*Challenge:* Every record here needs to be written out again exactly.

*Material for the task:*
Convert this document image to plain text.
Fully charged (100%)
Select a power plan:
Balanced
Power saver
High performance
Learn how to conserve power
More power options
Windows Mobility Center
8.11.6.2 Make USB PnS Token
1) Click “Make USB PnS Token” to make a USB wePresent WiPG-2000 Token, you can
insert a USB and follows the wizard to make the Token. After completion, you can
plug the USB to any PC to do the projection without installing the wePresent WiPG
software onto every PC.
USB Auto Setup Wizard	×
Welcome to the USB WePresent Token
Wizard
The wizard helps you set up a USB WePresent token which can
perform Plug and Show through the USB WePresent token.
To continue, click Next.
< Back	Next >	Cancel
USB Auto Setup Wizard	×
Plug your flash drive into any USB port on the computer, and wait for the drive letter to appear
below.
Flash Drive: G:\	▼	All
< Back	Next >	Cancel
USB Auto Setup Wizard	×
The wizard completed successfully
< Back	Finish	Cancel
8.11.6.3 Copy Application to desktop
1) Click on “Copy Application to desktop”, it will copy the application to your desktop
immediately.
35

*In response:*
Convert this document image to plain text.
Fully charged (100%)
Select a power plan:
Balanced
Power saver
High performance
Learn how to conserve power
More power options
Windows Mobility Center
8.11.6.2 Make USB PnS Token
1) Click “Make USB PnS Token” to make a USB wePresent WiPG-2000 Token, you can
insert a USB and follows the wizard to make the Token. After completion, you can
plug the USB to any PC to do the projection without installing the wePresent WiPG
software onto every PC.
USB Auto Setup Wizard	×
Welcome to the USB WePresent Token
Wizard
The wizard helps you set up a USB WePresent token which can
perform Plug and Show through the USB WePresent token.
To continue, click Next.
< Back	Next >	Cancel
USB Auto Setup Wizard	×
Plug your flash drive into any USB port on the computer, and wait for the drive letter to appear
below.
Flash Drive: G:\	▼	All
< Back	Next >	Cancel
USB Auto Setup Wizard	×
The wizard completed successfully
< Back	Finish	Cancel
8.11.6.3 Copy Application to desktop
1) Click on “Copy Application to desktop”, it will copy the application to your desktop
immediately.
35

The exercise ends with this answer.